--- Given records ---

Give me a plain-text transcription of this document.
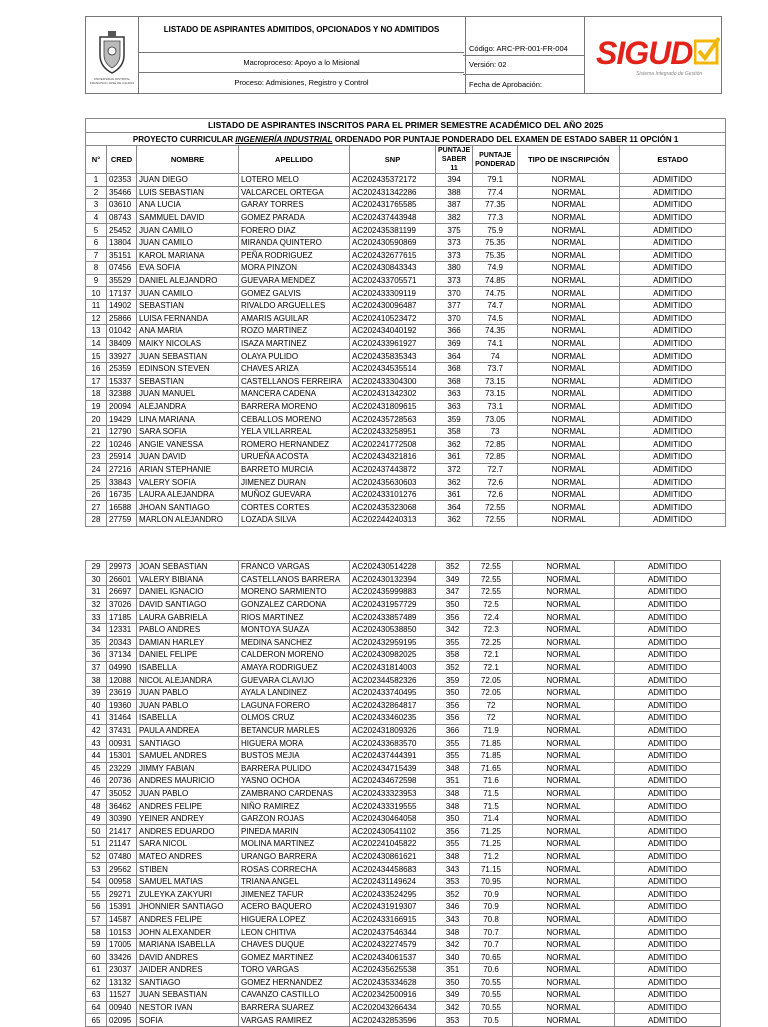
UNIVERSIDAD DISTRITAL FRANCISCO JOSÉ DE CALDAS
LISTADO DE ASPIRANTES ADMITIDOS, OPCIONADOS Y NO ADMITIDOS
Macroproceso: Apoyo a lo Misional
Proceso: Admisiones, Registro y Control
Código: ARC-PR-001-FR-004
Versión: 02
Fecha de Aprobación:
SIGUD
Sistema Integrado de Gestión
LISTADO DE ASPIRANTES INSCRITOS PARA EL PRIMER SEMESTRE ACADÉMICO DEL AÑO 2025								
PROYECTO CURRICULAR INGENIERÍA INDUSTRIAL ORDENADO POR PUNTAJE PONDERADO DEL EXAMEN DE ESTADO SABER 11 OPCIÓN 1								
N°	CRED	NOMBRE	APELLIDO	SNP	PUNTAJE SABER 11	PUNTAJE PONDERAD	TIPO DE INSCRIPCIÓN	ESTADO
1	02353	JUAN DIEGO	LOTERO MELO	AC202435372172	394	79.1	NORMAL	ADMITIDO
2	35466	LUIS SEBASTIAN	VALCARCEL ORTEGA	AC202431342286	388	77.4	NORMAL	ADMITIDO
3	03610	ANA LUCIA	GARAY TORRES	AC202431765585	387	77.35	NORMAL	ADMITIDO
4	08743	SAMMUEL DAVID	GOMEZ PARADA	AC202437443948	382	77.3	NORMAL	ADMITIDO
5	25452	JUAN CAMILO	FORERO DIAZ	AC202435381199	375	75.9	NORMAL	ADMITIDO
6	13804	JUAN CAMILO	MIRANDA QUINTERO	AC202430590869	373	75.35	NORMAL	ADMITIDO
7	35151	KAROL MARIANA	PEÑA RODRIGUEZ	AC202432677615	373	75.35	NORMAL	ADMITIDO
8	07456	EVA SOFIA	MORA PINZON	AC202430843343	380	74.9	NORMAL	ADMITIDO
9	35529	DANIEL ALEJANDRO	GUEVARA MENDEZ	AC202433705571	373	74.85	NORMAL	ADMITIDO
10	17137	JUAN CAMILO	GOMEZ GALVIS	AC202433309119	370	74.75	NORMAL	ADMITIDO
11	14902	SEBASTIAN	RIVALDO ARGUELLES	AC202430096487	377	74.7	NORMAL	ADMITIDO
12	25866	LUISA FERNANDA	AMARIS AGUILAR	AC202410523472	370	74.5	NORMAL	ADMITIDO
13	01042	ANA MARIA	ROZO MARTINEZ	AC202434040192	366	74.35	NORMAL	ADMITIDO
14	38409	MAIKY NICOLAS	ISAZA MARTINEZ	AC202433961927	369	74.1	NORMAL	ADMITIDO
15	33927	JUAN SEBASTIAN	OLAYA PULIDO	AC202435835343	364	74	NORMAL	ADMITIDO
16	25359	EDINSON STEVEN	CHAVES ARIZA	AC202434535514	368	73.7	NORMAL	ADMITIDO
17	15337	SEBASTIAN	CASTELLANOS FERREIRA	AC202433304300	368	73.15	NORMAL	ADMITIDO
18	32388	JUAN MANUEL	MANCERA CADENA	AC202431342302	363	73.15	NORMAL	ADMITIDO
19	20094	ALEJANDRA	BARRERA MORENO	AC202431809615	363	73.1	NORMAL	ADMITIDO
20	19429	LINA MARIANA	CEBALLOS MORENO	AC202435728563	359	73.05	NORMAL	ADMITIDO
21	12790	SARA SOFIA	YELA VILLARREAL	AC202433258951	358	73	NORMAL	ADMITIDO
22	10246	ANGIE VANESSA	ROMERO HERNANDEZ	AC202241772508	362	72.85	NORMAL	ADMITIDO
23	25914	JUAN DAVID	URUEÑA ACOSTA	AC202434321816	361	72.85	NORMAL	ADMITIDO
24	27216	ARIAN STEPHANIE	BARRETO MURCIA	AC202437443872	372	72.7	NORMAL	ADMITIDO
25	33843	VALERY SOFIA	JIMENEZ DURAN	AC202435630603	362	72.6	NORMAL	ADMITIDO
26	16735	LAURA ALEJANDRA	MUÑOZ GUEVARA	AC202433101276	361	72.6	NORMAL	ADMITIDO
27	16588	JHOAN SANTIAGO	CORTES CORTES	AC202435323068	364	72.55	NORMAL	ADMITIDO
28	27759	MARLON ALEJANDRO	LOZADA SILVA	AC202244240313	362	72.55	NORMAL	ADMITIDO
29	29973	JOAN SEBASTIAN	FRANCO VARGAS	AC202430514228	352	72.55	NORMAL	ADMITIDO
30	26601	VALERY BIBIANA	CASTELLANOS BARRERA	AC202430132394	349	72.55	NORMAL	ADMITIDO
31	26697	DANIEL IGNACIO	MORENO SARMIENTO	AC202435999883	347	72.55	NORMAL	ADMITIDO
32	37026	DAVID SANTIAGO	GONZALEZ CARDONA	AC202431957729	350	72.5	NORMAL	ADMITIDO
33	17185	LAURA GABRIELA	RIOS MARTINEZ	AC202433857489	356	72.4	NORMAL	ADMITIDO
34	12331	PABLO ANDRES	MONTOYA SUAZA	AC202430538850	342	72.3	NORMAL	ADMITIDO
35	20343	DAMIAN HARLEY	MEDINA SANCHEZ	AC202432959195	355	72.25	NORMAL	ADMITIDO
36	37134	DANIEL FELIPE	CALDERON MORENO	AC202430982025	358	72.1	NORMAL	ADMITIDO
37	04990	ISABELLA	AMAYA RODRIGUEZ	AC202431814003	352	72.1	NORMAL	ADMITIDO
38	12088	NICOL ALEJANDRA	GUEVARA CLAVIJO	AC202344582326	359	72.05	NORMAL	ADMITIDO
39	23619	JUAN PABLO	AYALA LANDINEZ	AC202433740495	350	72.05	NORMAL	ADMITIDO
40	19360	JUAN PABLO	LAGUNA FORERO	AC202432864817	356	72	NORMAL	ADMITIDO
41	31464	ISABELLA	OLMOS CRUZ	AC202433460235	356	72	NORMAL	ADMITIDO
42	37431	PAULA ANDREA	BETANCUR MARLES	AC202431809326	366	71.9	NORMAL	ADMITIDO
43	00931	SANTIAGO	HIGUERA MORA	AC202433683570	355	71.85	NORMAL	ADMITIDO
44	15301	SAMUEL ANDRES	BUSTOS MEJIA	AC202437444391	355	71.85	NORMAL	ADMITIDO
45	23229	JIMMY FABIAN	BARRERA PULIDO	AC202434715439	348	71.65	NORMAL	ADMITIDO
46	20736	ANDRES MAURICIO	YASNO OCHOA	AC202434672598	351	71.6	NORMAL	ADMITIDO
47	35052	JUAN PABLO	ZAMBRANO CARDENAS	AC202433323953	348	71.5	NORMAL	ADMITIDO
48	36462	ANDRES FELIPE	NIÑO RAMIREZ	AC202433319555	348	71.5	NORMAL	ADMITIDO
49	30390	YEINER ANDREY	GARZON ROJAS	AC202430464058	350	71.4	NORMAL	ADMITIDO
50	21417	ANDRES EDUARDO	PINEDA MARIN	AC202430541102	356	71.25	NORMAL	ADMITIDO
51	21147	SARA NICOL	MOLINA MARTINEZ	AC202241045822	355	71.25	NORMAL	ADMITIDO
52	07480	MATEO ANDRES	URANGO BARRERA	AC202430861621	348	71.2	NORMAL	ADMITIDO
53	29562	STIBEN	ROSAS CORRECHA	AC202434458683	343	71.15	NORMAL	ADMITIDO
54	00958	SAMUEL MATIAS	TRIANA ANGEL	AC202431149624	353	70.95	NORMAL	ADMITIDO
55	29271	ZULEYKA ZAKYURI	JIMENEZ TAFUR	AC202433524295	352	70.9	NORMAL	ADMITIDO
56	15391	JHONNIER SANTIAGO	ACERO BAQUERO	AC202431919307	346	70.9	NORMAL	ADMITIDO
57	14587	ANDRES FELIPE	HIGUERA LOPEZ	AC202433166915	343	70.8	NORMAL	ADMITIDO
58	10153	JOHN ALEXANDER	LEON CHITIVA	AC202437546344	348	70.7	NORMAL	ADMITIDO
59	17005	MARIANA ISABELLA	CHAVES DUQUE	AC202432274579	342	70.7	NORMAL	ADMITIDO
60	33426	DAVID ANDRES	GOMEZ MARTINEZ	AC202434061537	340	70.65	NORMAL	ADMITIDO
61	23037	JAIDER ANDRES	TORO VARGAS	AC202435625538	351	70.6	NORMAL	ADMITIDO
62	13132	SANTIAGO	GOMEZ HERNANDEZ	AC202435334628	350	70.55	NORMAL	ADMITIDO
63	11527	JUAN SEBASTIAN	CAVANZO CASTILLO	AC202342500916	349	70.55	NORMAL	ADMITIDO
64	00940	NESTOR IVAN	BARRERA SUAREZ	AC202043266434	342	70.55	NORMAL	ADMITIDO
65	02095	SOFIA	VARGAS RAMIREZ	AC202432853596	353	70.5	NORMAL	ADMITIDO
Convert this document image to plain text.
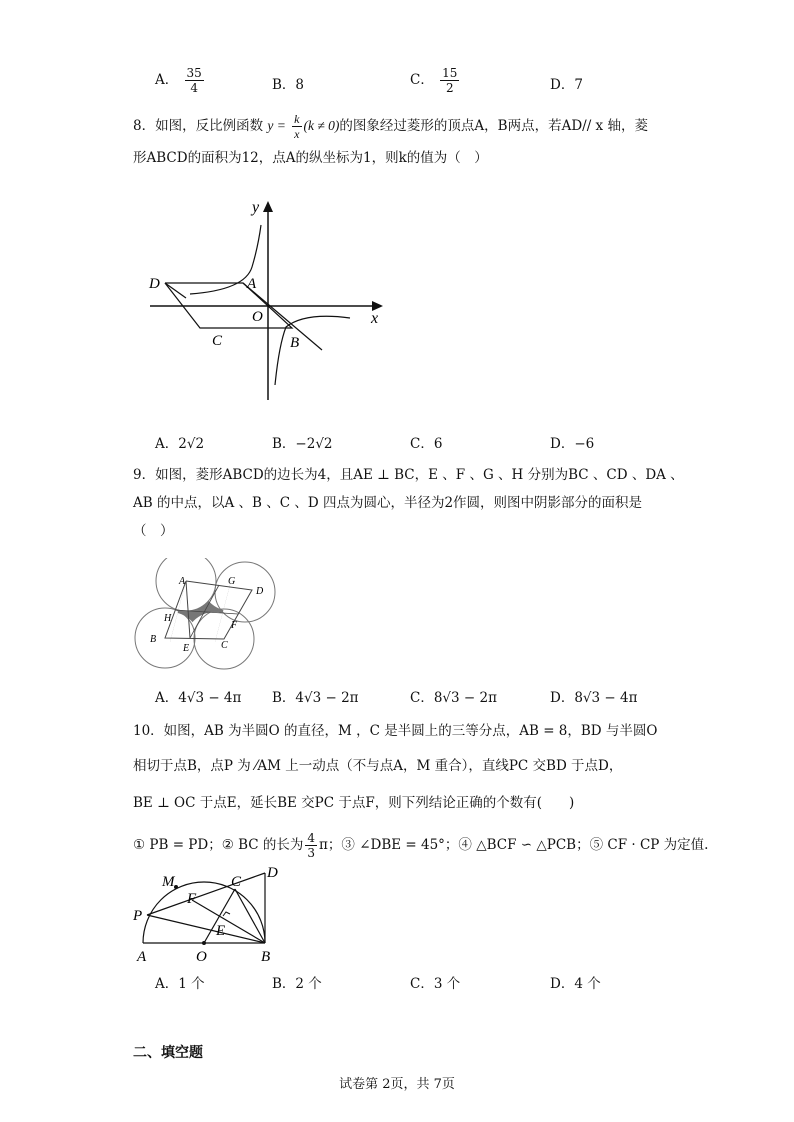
A． $\frac{35}{4}$	B．8	C． $\frac{15}{2}$	D．7
8．如图，反比例函数 $y = \frac{k}{x} (k \ne 0)$的图象经过菱形的顶点A，B两点，若AD// x 轴，菱
形ABCD的面积为12，点A的纵坐标为1，则k的值为（　）
y
x
D	A
O
C	B
A．2√2	B．−2√2	C．6	D．−6
9．如图，菱形ABCD的边长为4，且AE ⊥ BC，E 、F 、G 、H 分别为BC 、CD 、DA 、
AB 的中点，以A 、B 、C 、D 四点为圆心，半径为2作圆，则图中阴影部分的面积是
（　）
A	G
D
H
F
B
E	C
A．4√3 − 4π B．4√3 − 2π	C．8√3 − 2π	D．8√3 − 4π
10．如图，AB 为半圆O 的直径，M ，C 是半圆上的三等分点，AB = 8，BD 与半圆O
相切于点B，点P 为 ⁄AM 上一动点（不与点A，M 重合），直线PC 交BD 于点D，
BE ⊥ OC 于点E，延长BE 交PC 于点F，则下列结论正确的个数有(　　)
① PB = PD；② BC 的长为 $\frac{4}{3}$ π；③ ∠DBE = 45°；④ △BCF ∽ △PCB；⑤ CF · CP 为定值.
M	C
D
F
P
E
A	O	B
A．1 个	B．2 个	C．3 个	D．4 个
二、填空题
试卷第 2页，共 7页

---

Work to do: Extract, character for character, every line from the one that holds "Convert this document image to plain text." through the end of the entries above. Include both boundary lines and no pictures.

Reply to the exercise:
Convert this document image to plain text.
A． $\frac{35}{4}$	B．8	C． $\frac{15}{2}$	D．7
8．如图，反比例函数 $y = \frac{k}{x} (k \ne 0)$的图象经过菱形的顶点A，B两点，若AD// x 轴，菱
形ABCD的面积为12，点A的纵坐标为1，则k的值为（　）
y
x
D	A
O
C	B
A．2√2	B．−2√2	C．6	D．−6
9．如图，菱形ABCD的边长为4，且AE ⊥ BC，E 、F 、G 、H 分别为BC 、CD 、DA 、
AB 的中点，以A 、B 、C 、D 四点为圆心，半径为2作圆，则图中阴影部分的面积是
（　）
A	G
D
H
F
B
E	C
A．4√3 − 4π B．4√3 − 2π	C．8√3 − 2π	D．8√3 − 4π
10．如图，AB 为半圆O 的直径，M ，C 是半圆上的三等分点，AB = 8，BD 与半圆O
相切于点B，点P 为 ⁄AM 上一动点（不与点A，M 重合），直线PC 交BD 于点D，
BE ⊥ OC 于点E，延长BE 交PC 于点F，则下列结论正确的个数有(　　)
① PB = PD；② BC 的长为 $\frac{4}{3}$ π；③ ∠DBE = 45°；④ △BCF ∽ △PCB；⑤ CF · CP 为定值.
M	C
D
F
P
E
A	O	B
A．1 个	B．2 个	C．3 个	D．4 个
二、填空题
试卷第 2页，共 7页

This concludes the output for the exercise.